Set exercise = Print the data that follows exactly.

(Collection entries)
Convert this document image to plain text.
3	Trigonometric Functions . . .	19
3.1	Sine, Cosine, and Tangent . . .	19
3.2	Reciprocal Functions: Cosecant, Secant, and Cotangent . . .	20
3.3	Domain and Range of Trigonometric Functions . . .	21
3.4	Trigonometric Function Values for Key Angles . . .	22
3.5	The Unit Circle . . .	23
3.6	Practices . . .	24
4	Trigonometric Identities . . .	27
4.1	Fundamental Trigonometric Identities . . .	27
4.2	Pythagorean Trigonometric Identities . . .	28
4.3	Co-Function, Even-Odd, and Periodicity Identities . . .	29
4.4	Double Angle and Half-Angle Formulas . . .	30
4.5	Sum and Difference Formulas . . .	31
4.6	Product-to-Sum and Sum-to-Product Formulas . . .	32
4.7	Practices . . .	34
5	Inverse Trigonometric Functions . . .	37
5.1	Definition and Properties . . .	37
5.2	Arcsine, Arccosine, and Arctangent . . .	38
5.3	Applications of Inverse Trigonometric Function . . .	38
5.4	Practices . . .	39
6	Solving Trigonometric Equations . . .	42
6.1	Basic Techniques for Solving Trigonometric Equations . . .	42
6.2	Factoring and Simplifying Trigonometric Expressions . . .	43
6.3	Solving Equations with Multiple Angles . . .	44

Task result =
Convert this document image to plain text.
3	Trigonometric Functions . . .	19
3.1	Sine, Cosine, and Tangent . . .	19
3.2	Reciprocal Functions: Cosecant, Secant, and Cotangent . . .	20
3.3	Domain and Range of Trigonometric Functions . . .	21
3.4	Trigonometric Function Values for Key Angles . . .	22
3.5	The Unit Circle . . .	23
3.6	Practices . . .	24
4	Trigonometric Identities . . .	27
4.1	Fundamental Trigonometric Identities . . .	27
4.2	Pythagorean Trigonometric Identities . . .	28
4.3	Co-Function, Even-Odd, and Periodicity Identities . . .	29
4.4	Double Angle and Half-Angle Formulas . . .	30
4.5	Sum and Difference Formulas . . .	31
4.6	Product-to-Sum and Sum-to-Product Formulas . . .	32
4.7	Practices . . .	34
5	Inverse Trigonometric Functions . . .	37
5.1	Definition and Properties . . .	37
5.2	Arcsine, Arccosine, and Arctangent . . .	38
5.3	Applications of Inverse Trigonometric Function . . .	38
5.4	Practices . . .	39
6	Solving Trigonometric Equations . . .	42
6.1	Basic Techniques for Solving Trigonometric Equations . . .	42
6.2	Factoring and Simplifying Trigonometric Expressions . . .	43
6.3	Solving Equations with Multiple Angles . . .	44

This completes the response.